Problem to solve: Beginning at the line containing "Type out the text in this image.", output every line to the end of the data below exactly as it appears.

Source records:
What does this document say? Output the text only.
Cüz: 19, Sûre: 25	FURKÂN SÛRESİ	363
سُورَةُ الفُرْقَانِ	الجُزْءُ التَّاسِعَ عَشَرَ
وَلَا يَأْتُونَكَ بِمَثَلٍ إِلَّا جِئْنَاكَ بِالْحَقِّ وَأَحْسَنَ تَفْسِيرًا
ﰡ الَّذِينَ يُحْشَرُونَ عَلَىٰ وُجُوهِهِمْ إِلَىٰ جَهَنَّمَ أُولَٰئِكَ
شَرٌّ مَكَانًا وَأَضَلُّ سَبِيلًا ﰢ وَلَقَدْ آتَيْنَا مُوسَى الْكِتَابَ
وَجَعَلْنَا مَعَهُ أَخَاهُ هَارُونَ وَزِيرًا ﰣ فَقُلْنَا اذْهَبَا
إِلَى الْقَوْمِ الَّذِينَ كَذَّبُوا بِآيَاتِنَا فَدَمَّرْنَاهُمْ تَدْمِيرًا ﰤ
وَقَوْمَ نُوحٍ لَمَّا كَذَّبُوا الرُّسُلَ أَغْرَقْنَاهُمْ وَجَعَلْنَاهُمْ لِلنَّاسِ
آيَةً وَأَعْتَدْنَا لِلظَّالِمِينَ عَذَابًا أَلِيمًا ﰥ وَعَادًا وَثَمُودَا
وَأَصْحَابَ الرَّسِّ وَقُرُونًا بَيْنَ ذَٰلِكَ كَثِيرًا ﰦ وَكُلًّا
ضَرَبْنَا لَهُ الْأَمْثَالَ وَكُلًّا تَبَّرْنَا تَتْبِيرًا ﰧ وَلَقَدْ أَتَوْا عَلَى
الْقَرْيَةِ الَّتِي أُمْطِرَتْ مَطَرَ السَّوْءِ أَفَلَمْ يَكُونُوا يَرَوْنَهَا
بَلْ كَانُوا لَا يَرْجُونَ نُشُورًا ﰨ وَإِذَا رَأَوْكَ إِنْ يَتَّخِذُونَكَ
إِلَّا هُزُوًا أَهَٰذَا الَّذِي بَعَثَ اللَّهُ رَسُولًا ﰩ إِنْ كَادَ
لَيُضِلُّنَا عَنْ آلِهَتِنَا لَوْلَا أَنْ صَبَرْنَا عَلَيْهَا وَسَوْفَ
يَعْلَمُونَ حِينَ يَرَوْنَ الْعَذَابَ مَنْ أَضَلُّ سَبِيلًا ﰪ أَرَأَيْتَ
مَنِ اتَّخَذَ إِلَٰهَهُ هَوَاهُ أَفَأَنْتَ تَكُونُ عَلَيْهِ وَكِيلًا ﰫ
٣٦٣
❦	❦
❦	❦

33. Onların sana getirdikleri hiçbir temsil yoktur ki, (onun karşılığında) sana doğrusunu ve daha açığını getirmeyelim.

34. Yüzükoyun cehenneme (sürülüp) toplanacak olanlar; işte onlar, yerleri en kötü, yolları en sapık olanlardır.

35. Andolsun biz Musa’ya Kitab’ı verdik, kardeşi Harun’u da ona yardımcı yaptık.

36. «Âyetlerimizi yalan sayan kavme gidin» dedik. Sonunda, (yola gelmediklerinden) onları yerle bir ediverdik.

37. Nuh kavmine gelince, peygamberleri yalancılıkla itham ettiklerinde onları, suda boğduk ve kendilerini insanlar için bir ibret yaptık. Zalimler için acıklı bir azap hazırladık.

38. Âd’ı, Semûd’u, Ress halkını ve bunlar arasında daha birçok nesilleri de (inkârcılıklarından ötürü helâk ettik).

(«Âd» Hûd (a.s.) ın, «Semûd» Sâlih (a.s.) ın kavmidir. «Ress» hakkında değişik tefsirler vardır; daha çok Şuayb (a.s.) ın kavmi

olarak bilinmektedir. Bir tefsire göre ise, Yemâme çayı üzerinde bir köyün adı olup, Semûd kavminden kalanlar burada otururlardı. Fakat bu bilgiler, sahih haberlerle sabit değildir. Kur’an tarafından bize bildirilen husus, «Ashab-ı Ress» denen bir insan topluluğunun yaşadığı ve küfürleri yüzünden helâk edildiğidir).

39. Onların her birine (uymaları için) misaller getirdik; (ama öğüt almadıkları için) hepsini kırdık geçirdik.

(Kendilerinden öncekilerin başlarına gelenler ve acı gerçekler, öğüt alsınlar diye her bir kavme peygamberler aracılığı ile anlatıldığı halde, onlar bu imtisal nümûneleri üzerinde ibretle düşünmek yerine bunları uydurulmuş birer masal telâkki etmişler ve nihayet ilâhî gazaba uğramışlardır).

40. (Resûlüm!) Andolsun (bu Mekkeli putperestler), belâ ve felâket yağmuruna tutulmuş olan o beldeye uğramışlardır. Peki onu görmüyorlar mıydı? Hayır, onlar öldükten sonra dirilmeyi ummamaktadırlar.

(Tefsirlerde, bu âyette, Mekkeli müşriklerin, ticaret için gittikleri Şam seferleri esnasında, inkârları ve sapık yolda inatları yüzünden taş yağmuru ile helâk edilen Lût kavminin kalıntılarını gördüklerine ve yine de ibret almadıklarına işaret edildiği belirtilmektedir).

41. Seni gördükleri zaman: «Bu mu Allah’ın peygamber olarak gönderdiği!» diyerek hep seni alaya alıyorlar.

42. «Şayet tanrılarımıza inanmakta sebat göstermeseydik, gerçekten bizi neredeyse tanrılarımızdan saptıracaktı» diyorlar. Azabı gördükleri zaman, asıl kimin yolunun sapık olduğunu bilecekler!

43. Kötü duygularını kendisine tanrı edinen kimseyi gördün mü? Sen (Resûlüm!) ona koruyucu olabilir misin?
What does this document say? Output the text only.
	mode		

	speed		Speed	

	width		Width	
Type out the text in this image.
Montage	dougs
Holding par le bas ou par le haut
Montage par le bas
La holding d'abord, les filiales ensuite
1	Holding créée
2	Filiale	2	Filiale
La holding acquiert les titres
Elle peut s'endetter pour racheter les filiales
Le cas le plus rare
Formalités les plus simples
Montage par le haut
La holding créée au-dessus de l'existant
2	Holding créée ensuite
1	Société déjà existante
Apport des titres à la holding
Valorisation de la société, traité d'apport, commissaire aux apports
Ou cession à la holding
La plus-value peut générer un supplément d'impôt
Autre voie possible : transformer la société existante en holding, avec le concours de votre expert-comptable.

Result of this task:
Type out the text in this image.
Montage	dougs
Holding par le bas ou par le haut
Montage par le bas
La holding d'abord, les filiales ensuite
1	Holding créée
2	Filiale	2	Filiale
La holding acquiert les titres
Elle peut s'endetter pour racheter les filiales
Le cas le plus rare
Formalités les plus simples
Montage par le haut
La holding créée au-dessus de l'existant
2	Holding créée ensuite
1	Société déjà existante
Apport des titres à la holding
Valorisation de la société, traité d'apport, commissaire aux apports
Ou cession à la holding
La plus-value peut générer un supplément d'impôt
Autre voie possible : transformer la société existante en holding, avec le concours de votre expert-comptable.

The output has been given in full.